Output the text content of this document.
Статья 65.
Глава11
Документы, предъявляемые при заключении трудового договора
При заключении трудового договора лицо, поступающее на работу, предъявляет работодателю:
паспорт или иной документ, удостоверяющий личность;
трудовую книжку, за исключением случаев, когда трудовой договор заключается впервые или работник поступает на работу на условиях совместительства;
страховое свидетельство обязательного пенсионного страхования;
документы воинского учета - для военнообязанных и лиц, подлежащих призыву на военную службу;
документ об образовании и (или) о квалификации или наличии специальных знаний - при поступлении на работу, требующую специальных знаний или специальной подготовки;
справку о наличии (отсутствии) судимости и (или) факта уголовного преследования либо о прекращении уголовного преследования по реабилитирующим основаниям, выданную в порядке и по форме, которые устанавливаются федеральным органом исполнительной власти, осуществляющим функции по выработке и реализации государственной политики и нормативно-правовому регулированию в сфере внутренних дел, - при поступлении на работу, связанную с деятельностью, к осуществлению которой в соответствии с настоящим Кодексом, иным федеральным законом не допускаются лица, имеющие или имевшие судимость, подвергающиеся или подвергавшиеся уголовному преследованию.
================
◆ WHAT YOU WILL DO: Output the full listing exactly as it stands.

◆ OUTPUT OF THE EXERCISE:
Output the text content of this document.
Статья 65.
Глава11
Документы, предъявляемые при заключении трудового договора
При заключении трудового договора лицо, поступающее на работу, предъявляет работодателю:
паспорт или иной документ, удостоверяющий личность;
трудовую книжку, за исключением случаев, когда трудовой договор заключается впервые или работник поступает на работу на условиях совместительства;
страховое свидетельство обязательного пенсионного страхования;
документы воинского учета - для военнообязанных и лиц, подлежащих призыву на военную службу;
документ об образовании и (или) о квалификации или наличии специальных знаний - при поступлении на работу, требующую специальных знаний или специальной подготовки;
справку о наличии (отсутствии) судимости и (или) факта уголовного преследования либо о прекращении уголовного преследования по реабилитирующим основаниям, выданную в порядке и по форме, которые устанавливаются федеральным органом исполнительной власти, осуществляющим функции по выработке и реализации государственной политики и нормативно-правовому регулированию в сфере внутренних дел, - при поступлении на работу, связанную с деятельностью, к осуществлению которой в соответствии с настоящим Кодексом, иным федеральным законом не допускаются лица, имеющие или имевшие судимость, подвергающиеся или подвергавшиеся уголовному преследованию.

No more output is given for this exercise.